:: What you will do ::
Tell how many lines contain the word "name". Reply with the number only.

(Stored items)
>>
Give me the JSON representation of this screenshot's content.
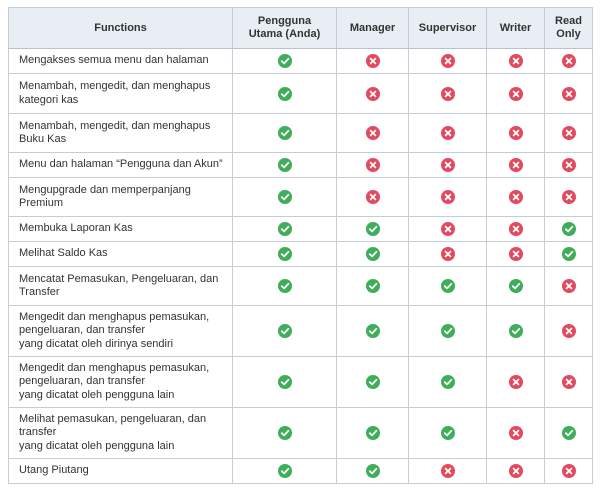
{
  "headers": [
    "Functions",
    "Pengguna\nUtama (Anda)",
    "Manager",
    "Supervisor",
    "Writer",
    "Read\nOnly"
  ],
  "colors": {
    "yes": "#3fae5a",
    "no": "#e34a5e",
    "header_bg": "#e8eef4",
    "border": "#c5cdd6"
  },
  "icons": {
    "yes": "check-circle-icon",
    "no": "x-circle-icon"
  },
  "rows": [
    {
      "label": "Mengakses semua menu dan halaman",
      "access": [
        "yes",
        "no",
        "no",
        "no",
        "no"
      ]
    },
    {
      "label": "Menambah, mengedit, dan menghapus\nkategori kas",
      "access": [
        "yes",
        "no",
        "no",
        "no",
        "no"
      ]
    },
    {
      "label": "Menambah, mengedit, dan menghapus\nBuku Kas",
      "access": [
        "yes",
        "no",
        "no",
        "no",
        "no"
      ]
    },
    {
      "label": "Menu dan halaman “Pengguna dan Akun”",
      "access": [
        "yes",
        "no",
        "no",
        "no",
        "no"
      ]
    },
    {
      "label": "Mengupgrade dan memperpanjang\nPremium",
      "access": [
        "yes",
        "no",
        "no",
        "no",
        "no"
      ]
    },
    {
      "label": "Membuka Laporan Kas",
      "access": [
        "yes",
        "yes",
        "no",
        "no",
        "yes"
      ]
    },
    {
      "label": "Melihat Saldo Kas",
      "access": [
        "yes",
        "yes",
        "no",
        "no",
        "yes"
      ]
    },
    {
      "label": "Mencatat Pemasukan, Pengeluaran, dan\nTransfer",
      "access": [
        "yes",
        "yes",
        "yes",
        "yes",
        "no"
      ]
    },
    {
      "label": "Mengedit dan menghapus pemasukan,\npengeluaran, dan transfer\nyang dicatat oleh dirinya sendiri",
      "access": [
        "yes",
        "yes",
        "yes",
        "yes",
        "no"
      ]
    },
    {
      "label": "Mengedit dan menghapus pemasukan,\npengeluaran, dan transfer\nyang dicatat oleh pengguna lain",
      "access": [
        "yes",
        "yes",
        "yes",
        "no",
        "no"
      ]
    },
    {
      "label": "Melihat pemasukan, pengeluaran, dan\ntransfer\nyang dicatat oleh pengguna lain",
      "access": [
        "yes",
        "yes",
        "yes",
        "no",
        "yes"
      ]
    },
    {
      "label": "Utang Piutang",
      "access": [
        "yes",
        "yes",
        "no",
        "no",
        "no"
      ]
    }
  ]
}
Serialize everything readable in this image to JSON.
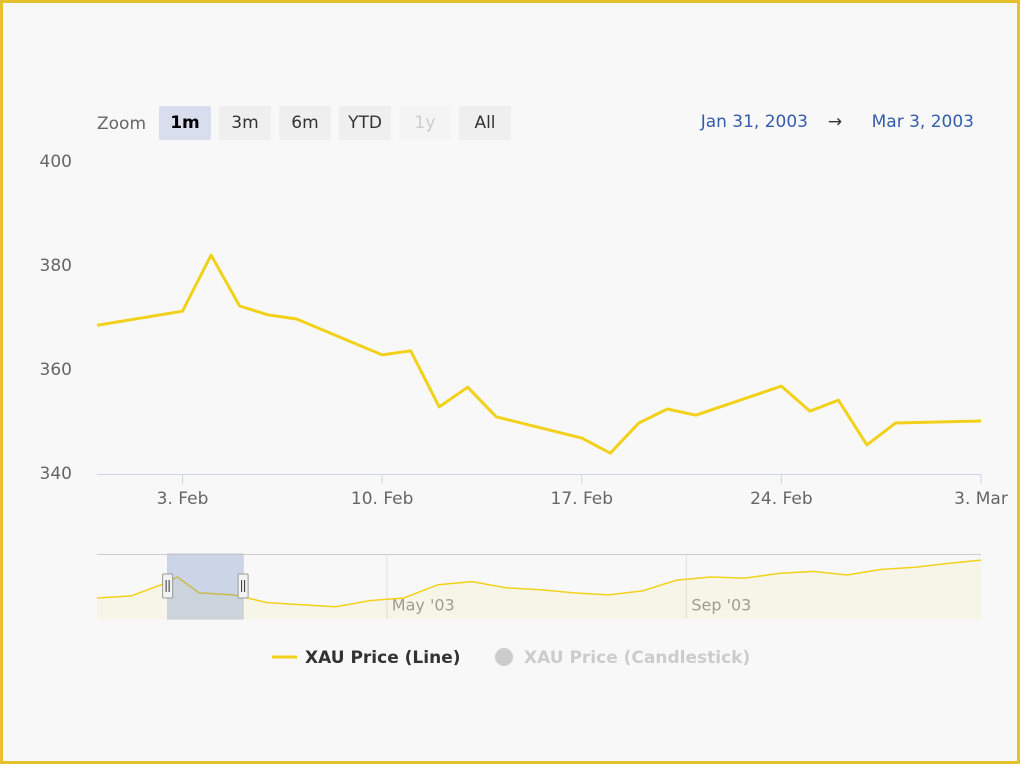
{
  "range_selector": {
    "zoom_label": "Zoom",
    "buttons": [
      "1m",
      "3m",
      "6m",
      "YTD",
      "1y",
      "All"
    ],
    "selected": 0,
    "disabled": [
      4
    ],
    "from": "Jan 31, 2003",
    "separator": "→",
    "to": "Mar 3, 2003"
  },
  "chart_data": [
    {
      "type": "line",
      "x": [
        "2003-01-31",
        "2003-02-03",
        "2003-02-04",
        "2003-02-05",
        "2003-02-06",
        "2003-02-07",
        "2003-02-10",
        "2003-02-11",
        "2003-02-12",
        "2003-02-13",
        "2003-02-14",
        "2003-02-17",
        "2003-02-18",
        "2003-02-19",
        "2003-02-20",
        "2003-02-21",
        "2003-02-24",
        "2003-02-25",
        "2003-02-26",
        "2003-02-27",
        "2003-02-28",
        "2003-03-03"
      ],
      "series": [
        {
          "name": "XAU Price (Line)",
          "color": "#f2d11b",
          "values": [
            368.6,
            371.3,
            382.1,
            372.3,
            370.6,
            369.8,
            362.9,
            363.7,
            352.9,
            356.7,
            351.0,
            346.9,
            344.0,
            349.8,
            352.5,
            351.3,
            356.9,
            352.1,
            354.2,
            345.6,
            349.8,
            350.2
          ]
        }
      ],
      "hidden_series": [
        {
          "name": "XAU Price (Candlestick)",
          "color": "#cccccc"
        }
      ],
      "xlim": [
        "2003-01-31",
        "2003-03-03"
      ],
      "xticks": [
        {
          "value": "2003-02-03",
          "label": "3. Feb"
        },
        {
          "value": "2003-02-10",
          "label": "10. Feb"
        },
        {
          "value": "2003-02-17",
          "label": "17. Feb"
        },
        {
          "value": "2003-02-24",
          "label": "24. Feb"
        },
        {
          "value": "2003-03-03",
          "label": "3. Mar"
        }
      ],
      "ylim": [
        340,
        400
      ],
      "yticks": [
        340,
        360,
        380,
        400
      ],
      "grid": false
    },
    {
      "type": "navigator",
      "x": [
        "2003-01-02",
        "2003-01-16",
        "2003-01-30",
        "2003-02-04",
        "2003-02-13",
        "2003-02-27",
        "2003-03-13",
        "2003-03-27",
        "2003-04-10",
        "2003-04-24",
        "2003-05-08",
        "2003-05-22",
        "2003-06-05",
        "2003-06-19",
        "2003-07-03",
        "2003-07-17",
        "2003-07-31",
        "2003-08-14",
        "2003-08-28",
        "2003-09-11",
        "2003-09-25",
        "2003-10-09",
        "2003-10-23",
        "2003-11-06",
        "2003-11-20",
        "2003-12-04",
        "2003-12-18",
        "2003-12-31"
      ],
      "series": [
        {
          "color": "#f2d11b",
          "values": [
            341,
            345,
            370,
            382,
            351,
            347,
            332,
            328,
            324,
            336,
            341,
            367,
            373,
            361,
            357,
            351,
            347,
            355,
            376,
            382,
            380,
            389,
            393,
            386,
            397,
            401,
            409,
            415
          ]
        }
      ],
      "xlim": [
        "2003-01-02",
        "2003-12-31"
      ],
      "xticks": [
        {
          "value": "2003-05-01",
          "label": "May '03"
        },
        {
          "value": "2003-09-01",
          "label": "Sep '03"
        }
      ],
      "ylim": [
        300,
        427
      ],
      "window": [
        "2003-01-31",
        "2003-03-03"
      ]
    }
  ]
}
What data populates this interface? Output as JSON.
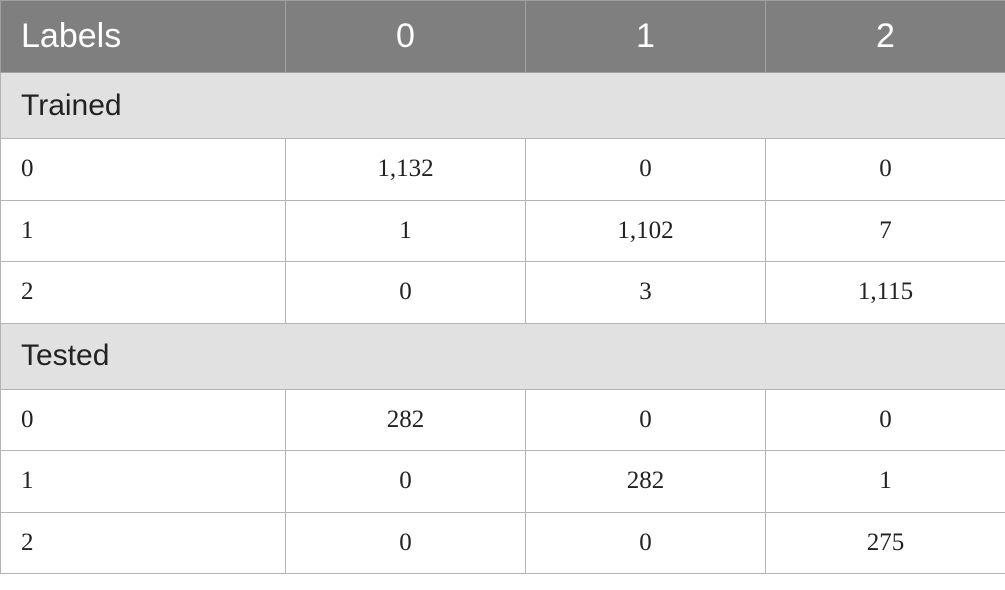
<<
:: Reply to the exercise ::
2